--- start of LISTING ---

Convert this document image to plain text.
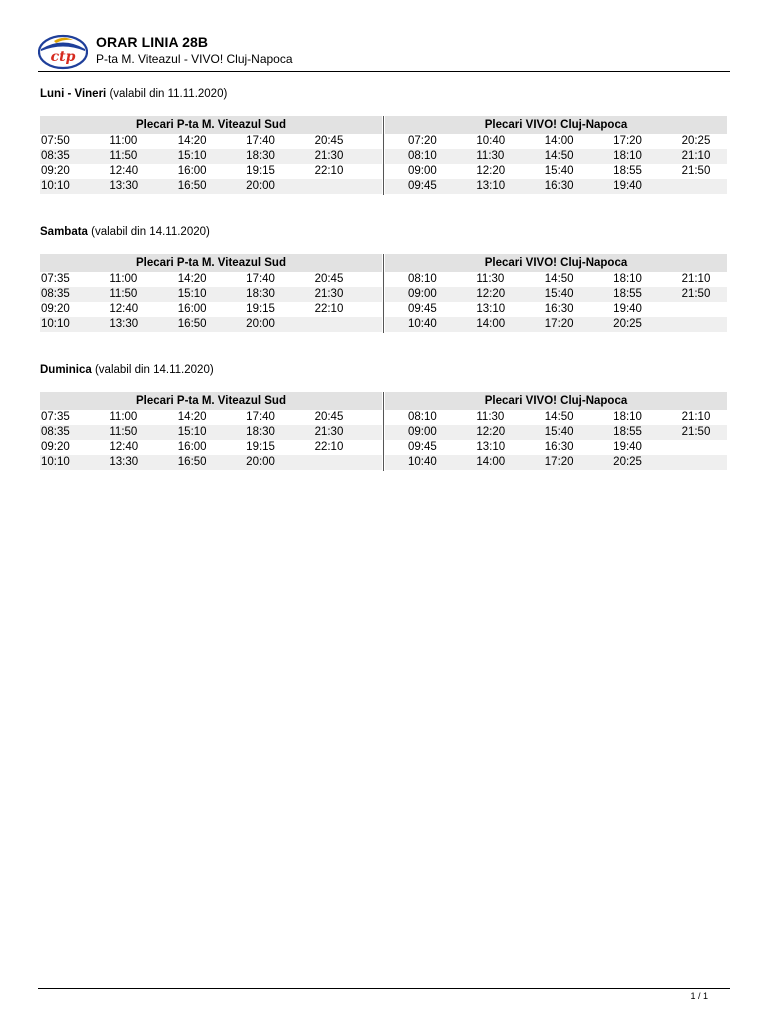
ctp
ORAR LINIA 28B
P-ta M. Viteazul - VIVO! Cluj-Napoca
Luni - Vineri (valabil din 11.11.2020)
Plecari P-ta M. Viteazul Sud				
07:50	11:00	14:20	17:40	20:45
08:35	11:50	15:10	18:30	21:30
09:20	12:40	16:00	19:15	22:10
10:10	13:30	16:50	20:00	
Plecari VIVO! Cluj-Napoca				
07:20	10:40	14:00	17:20	20:25
08:10	11:30	14:50	18:10	21:10
09:00	12:20	15:40	18:55	21:50
09:45	13:10	16:30	19:40	
Sambata (valabil din 14.11.2020)
Plecari P-ta M. Viteazul Sud				
07:35	11:00	14:20	17:40	20:45
08:35	11:50	15:10	18:30	21:30
09:20	12:40	16:00	19:15	22:10
10:10	13:30	16:50	20:00	
Plecari VIVO! Cluj-Napoca				
08:10	11:30	14:50	18:10	21:10
09:00	12:20	15:40	18:55	21:50
09:45	13:10	16:30	19:40	
10:40	14:00	17:20	20:25	
Duminica (valabil din 14.11.2020)
Plecari P-ta M. Viteazul Sud				
07:35	11:00	14:20	17:40	20:45
08:35	11:50	15:10	18:30	21:30
09:20	12:40	16:00	19:15	22:10
10:10	13:30	16:50	20:00	
Plecari VIVO! Cluj-Napoca				
08:10	11:30	14:50	18:10	21:10
09:00	12:20	15:40	18:55	21:50
09:45	13:10	16:30	19:40	
10:40	14:00	17:20	20:25	
1 / 1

--- end of LISTING ---

[GOAL OF THE EXERCISE]:
The pictures should not appear in the copy; every other part of the records above must be returned exactly.

[WORKED SOLUTION]:
Convert this document image to plain text.
ctp
ORAR LINIA 28B
P-ta M. Viteazul - VIVO! Cluj-Napoca
Luni - Vineri (valabil din 11.11.2020)
Plecari P-ta M. Viteazul Sud				
07:50	11:00	14:20	17:40	20:45
08:35	11:50	15:10	18:30	21:30
09:20	12:40	16:00	19:15	22:10
10:10	13:30	16:50	20:00	
Plecari VIVO! Cluj-Napoca				
07:20	10:40	14:00	17:20	20:25
08:10	11:30	14:50	18:10	21:10
09:00	12:20	15:40	18:55	21:50
09:45	13:10	16:30	19:40	
Sambata (valabil din 14.11.2020)
Plecari P-ta M. Viteazul Sud				
07:35	11:00	14:20	17:40	20:45
08:35	11:50	15:10	18:30	21:30
09:20	12:40	16:00	19:15	22:10
10:10	13:30	16:50	20:00	
Plecari VIVO! Cluj-Napoca				
08:10	11:30	14:50	18:10	21:10
09:00	12:20	15:40	18:55	21:50
09:45	13:10	16:30	19:40	
10:40	14:00	17:20	20:25	
Duminica (valabil din 14.11.2020)
Plecari P-ta M. Viteazul Sud				
07:35	11:00	14:20	17:40	20:45
08:35	11:50	15:10	18:30	21:30
09:20	12:40	16:00	19:15	22:10
10:10	13:30	16:50	20:00	
Plecari VIVO! Cluj-Napoca				
08:10	11:30	14:50	18:10	21:10
09:00	12:20	15:40	18:55	21:50
09:45	13:10	16:30	19:40	
10:40	14:00	17:20	20:25	
1 / 1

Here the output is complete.